TASK REQUIREMENTS — Find the line containing "Output the text content of this document.", then return it and every line after it through the end of the records, exactly. Leave out pictures.
** Begin EXTRACTED MATERIAL **
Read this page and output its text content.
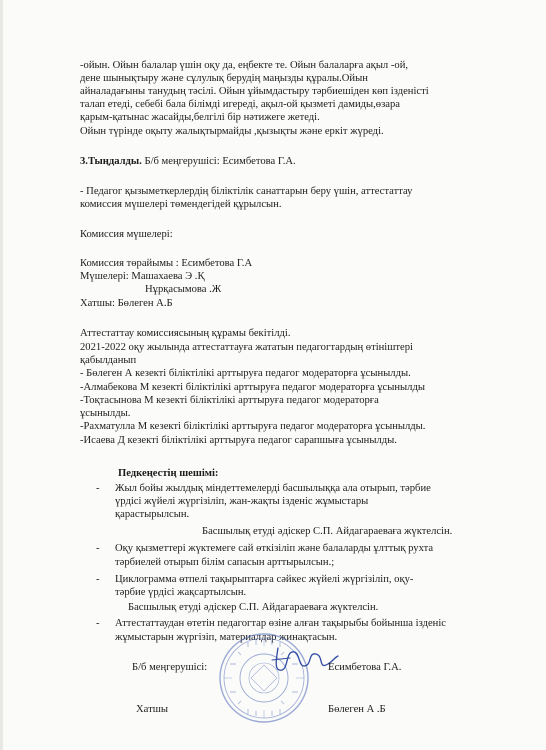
-ойын. Ойын балалар үшін оқу да, еңбекте те. Ойын балаларға ақыл -ой,
дене шынықтыру және сұлулық берудің маңызды құралы.Ойын
айналадағыны танудың тәсілі. Ойын ұйымдастыру тәрбиешіден көп ізденісті
талап етеді, себебі бала білімді игереді, ақыл-ой қызметі дамиды,өзара
қарым-қатынас жасайды,белгілі бір нәтижеге жетеді.
Ойын түрінде оқыту жалықтырмайды ,қызықты және еркіт жүреді.
3.Тыңдалды. Б/б меңгерушісі: Есимбетова Г.А.
- Педагог қызыметкерлердің біліктілік санаттарын беру үшін, аттестаттау
комиссия мүшелері төмендегідей құрылсын.
Комиссия мүшелері:
Комиссия төрайымы : Есимбетова Г.А
Мүшелері: Машахаева Э .Қ
Нұрқасымова .Ж
Хатшы: Бөлеген А.Б
Аттестаттау комиссиясының құрамы бекітілді.
2021-2022 оқу жылында аттестаттауға жататын педагогтардың өтініштері
қабылданып
- Бөлеген А кезекті біліктілікі арттыруға педагог модераторға ұсынылды.
-Алмабекова М кезекті біліктілікі арттыруға педагог модераторға ұсынылды
-Тоқтасынова М кезекті біліктілікі арттыруға педагог модераторға
ұсынылды.
-Рахматулла М кезекті біліктілікі арттыруға педагог модераторға ұсынылды.
-Исаева Д кезекті біліктілікі арттыруға педагог сарапшыға ұсынылды.
Педкеңестің шешімі:
- Жыл бойы жылдық міндеттемелерді басшылыққа ала отырып, тәрбие
үрдісі жүйелі жүргізіліп, жан-жақты ізденіс жұмыстары
қарастырылсын.
Басшылық етуді әдіскер С.П. Айдагараеваға жүктелсін.
- Оқу қызметтері жүктемеге сай өткізіліп және балаларды ұлттық рухта
тәрбиелей отырып білім сапасын арттырылсын.;
- Циклограмма өтпелі тақырыптарға сәйкес жүйелі жүргізіліп, оқу-
тәрбие үрдісі жақсартылсын.
Басшылық етуді әдіскер С.П. Айдагараеваға жүктелсін.
- Аттестаттаудан өтетін педагогтар өзіне алған тақырыбы бойынша ізденіс
жұмыстарын жүргізіп, материалдар жинақтасын.
Б/б меңгерушісі:	Есимбетова Г.А.
Хатшы	Бөлеген А .Б
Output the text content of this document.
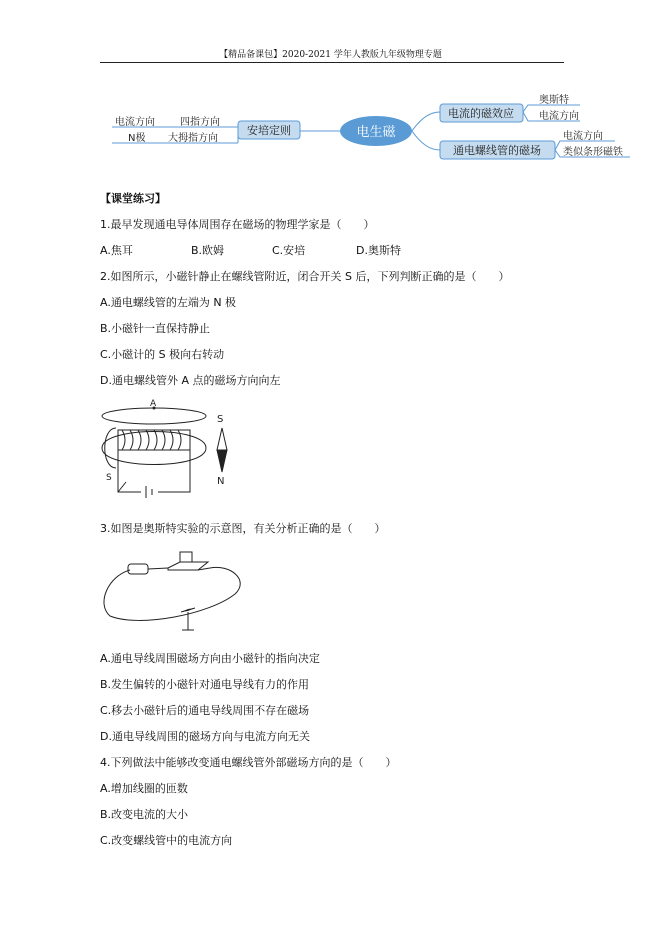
【精品备课包】2020-2021 学年人教版九年级物理专题
安培定则
电流方向	四指方向
N极 大拇指方向	电生磁
电流的磁效应
奥斯特
电流方向
通电螺线管的磁场
电流方向
类似条形磁铁
【课堂练习】
1.最早发现通电导体周围存在磁场的物理学家是（　　）
A.焦耳	B.欧姆	C.安培	D.奥斯特
2.如图所示，小磁针静止在螺线管附近，闭合开关 S 后，下列判断正确的是（　　）
A.通电螺线管的左端为 N 极
B.小磁针一直保持静止
C.小磁计的 S 极向右转动
D.通电螺线管外 A 点的磁场方向向左
A
S
S
N
3.如图是奥斯特实验的示意图，有关分析正确的是（　　）
A.通电导线周围磁场方向由小磁针的指向决定
B.发生偏转的小磁针对通电导线有力的作用
C.移去小磁针后的通电导线周围不存在磁场
D.通电导线周围的磁场方向与电流方向无关
4.下列做法中能够改变通电螺线管外部磁场方向的是（　　）
A.增加线圈的匝数
B.改变电流的大小
C.改变螺线管中的电流方向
** End EXTRACTED MATERIAL **
REPLY —
Output the text content of this document.
【精品备课包】2020-2021 学年人教版九年级物理专题
安培定则
电流方向	四指方向
N极 大拇指方向	电生磁
电流的磁效应
奥斯特
电流方向
通电螺线管的磁场
电流方向
类似条形磁铁
【课堂练习】
1.最早发现通电导体周围存在磁场的物理学家是（　　）
A.焦耳	B.欧姆	C.安培	D.奥斯特
2.如图所示，小磁针静止在螺线管附近，闭合开关 S 后，下列判断正确的是（　　）
A.通电螺线管的左端为 N 极
B.小磁针一直保持静止
C.小磁计的 S 极向右转动
D.通电螺线管外 A 点的磁场方向向左
A
S
S
N
3.如图是奥斯特实验的示意图，有关分析正确的是（　　）
A.通电导线周围磁场方向由小磁针的指向决定
B.发生偏转的小磁针对通电导线有力的作用
C.移去小磁针后的通电导线周围不存在磁场
D.通电导线周围的磁场方向与电流方向无关
4.下列做法中能够改变通电螺线管外部磁场方向的是（　　）
A.增加线圈的匝数
B.改变电流的大小
C.改变螺线管中的电流方向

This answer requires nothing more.